Your task is to extract the lines from the one holding "What text is on this page?" through the end of the material. Set them down exactly and add nothing.

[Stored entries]
= = =

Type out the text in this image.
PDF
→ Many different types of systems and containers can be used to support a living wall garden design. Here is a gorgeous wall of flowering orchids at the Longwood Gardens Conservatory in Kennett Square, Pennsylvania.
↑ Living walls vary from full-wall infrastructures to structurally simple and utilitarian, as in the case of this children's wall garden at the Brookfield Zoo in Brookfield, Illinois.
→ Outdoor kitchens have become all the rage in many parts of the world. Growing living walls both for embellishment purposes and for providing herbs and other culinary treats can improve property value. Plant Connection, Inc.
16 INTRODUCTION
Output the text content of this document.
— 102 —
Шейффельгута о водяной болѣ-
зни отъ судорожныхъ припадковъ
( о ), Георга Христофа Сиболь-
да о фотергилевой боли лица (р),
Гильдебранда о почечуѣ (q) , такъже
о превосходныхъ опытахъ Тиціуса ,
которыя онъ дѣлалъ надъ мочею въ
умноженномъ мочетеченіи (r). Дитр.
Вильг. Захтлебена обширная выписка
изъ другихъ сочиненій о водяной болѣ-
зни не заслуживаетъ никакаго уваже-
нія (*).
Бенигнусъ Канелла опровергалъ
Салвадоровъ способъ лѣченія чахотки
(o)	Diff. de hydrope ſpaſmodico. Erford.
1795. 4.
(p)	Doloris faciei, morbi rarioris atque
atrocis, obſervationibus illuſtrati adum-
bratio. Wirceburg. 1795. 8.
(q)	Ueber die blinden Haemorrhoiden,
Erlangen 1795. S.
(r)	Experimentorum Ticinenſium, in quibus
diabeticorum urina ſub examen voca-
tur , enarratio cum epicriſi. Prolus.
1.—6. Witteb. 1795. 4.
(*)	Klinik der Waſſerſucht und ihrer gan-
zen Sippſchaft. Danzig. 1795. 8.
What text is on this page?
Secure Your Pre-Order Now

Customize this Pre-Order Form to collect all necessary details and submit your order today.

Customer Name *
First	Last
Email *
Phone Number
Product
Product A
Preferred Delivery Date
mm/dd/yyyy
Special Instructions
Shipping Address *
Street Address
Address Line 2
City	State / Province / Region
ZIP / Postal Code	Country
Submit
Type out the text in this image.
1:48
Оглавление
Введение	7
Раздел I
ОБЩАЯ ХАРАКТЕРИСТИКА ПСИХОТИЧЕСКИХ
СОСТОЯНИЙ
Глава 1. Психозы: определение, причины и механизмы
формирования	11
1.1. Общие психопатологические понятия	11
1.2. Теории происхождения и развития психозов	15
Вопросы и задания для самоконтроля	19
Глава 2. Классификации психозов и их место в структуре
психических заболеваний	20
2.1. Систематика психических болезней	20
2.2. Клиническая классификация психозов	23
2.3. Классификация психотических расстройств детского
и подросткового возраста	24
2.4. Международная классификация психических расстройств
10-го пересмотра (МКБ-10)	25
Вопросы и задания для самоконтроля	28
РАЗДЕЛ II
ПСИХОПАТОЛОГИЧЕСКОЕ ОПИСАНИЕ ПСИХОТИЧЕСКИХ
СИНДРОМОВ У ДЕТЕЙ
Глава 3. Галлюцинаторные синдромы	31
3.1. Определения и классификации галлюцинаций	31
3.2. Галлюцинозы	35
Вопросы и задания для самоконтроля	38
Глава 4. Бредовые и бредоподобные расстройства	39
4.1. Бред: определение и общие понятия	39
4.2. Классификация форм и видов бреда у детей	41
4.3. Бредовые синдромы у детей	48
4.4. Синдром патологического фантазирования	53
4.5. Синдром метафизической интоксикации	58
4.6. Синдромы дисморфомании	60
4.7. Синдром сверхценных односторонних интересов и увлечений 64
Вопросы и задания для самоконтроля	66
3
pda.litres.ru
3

= = =

*Complete answer:*
What text is on this page?
Secure Your Pre-Order Now

Customize this Pre-Order Form to collect all necessary details and submit your order today.

Customer Name *
First	Last
Email *
Phone Number
Product
Product A
Preferred Delivery Date
mm/dd/yyyy
Special Instructions
Shipping Address *
Street Address
Address Line 2
City	State / Province / Region
ZIP / Postal Code	Country
Submit
Type out the text in this image.
1:48
Оглавление
Введение	7
Раздел I
ОБЩАЯ ХАРАКТЕРИСТИКА ПСИХОТИЧЕСКИХ
СОСТОЯНИЙ
Глава 1. Психозы: определение, причины и механизмы
формирования	11
1.1. Общие психопатологические понятия	11
1.2. Теории происхождения и развития психозов	15
Вопросы и задания для самоконтроля	19
Глава 2. Классификации психозов и их место в структуре
психических заболеваний	20
2.1. Систематика психических болезней	20
2.2. Клиническая классификация психозов	23
2.3. Классификация психотических расстройств детского
и подросткового возраста	24
2.4. Международная классификация психических расстройств
10-го пересмотра (МКБ-10)	25
Вопросы и задания для самоконтроля	28
РАЗДЕЛ II
ПСИХОПАТОЛОГИЧЕСКОЕ ОПИСАНИЕ ПСИХОТИЧЕСКИХ
СИНДРОМОВ У ДЕТЕЙ
Глава 3. Галлюцинаторные синдромы	31
3.1. Определения и классификации галлюцинаций	31
3.2. Галлюцинозы	35
Вопросы и задания для самоконтроля	38
Глава 4. Бредовые и бредоподобные расстройства	39
4.1. Бред: определение и общие понятия	39
4.2. Классификация форм и видов бреда у детей	41
4.3. Бредовые синдромы у детей	48
4.4. Синдром патологического фантазирования	53
4.5. Синдром метафизической интоксикации	58
4.6. Синдромы дисморфомании	60
4.7. Синдром сверхценных односторонних интересов и увлечений 64
Вопросы и задания для самоконтроля	66
3
pda.litres.ru
3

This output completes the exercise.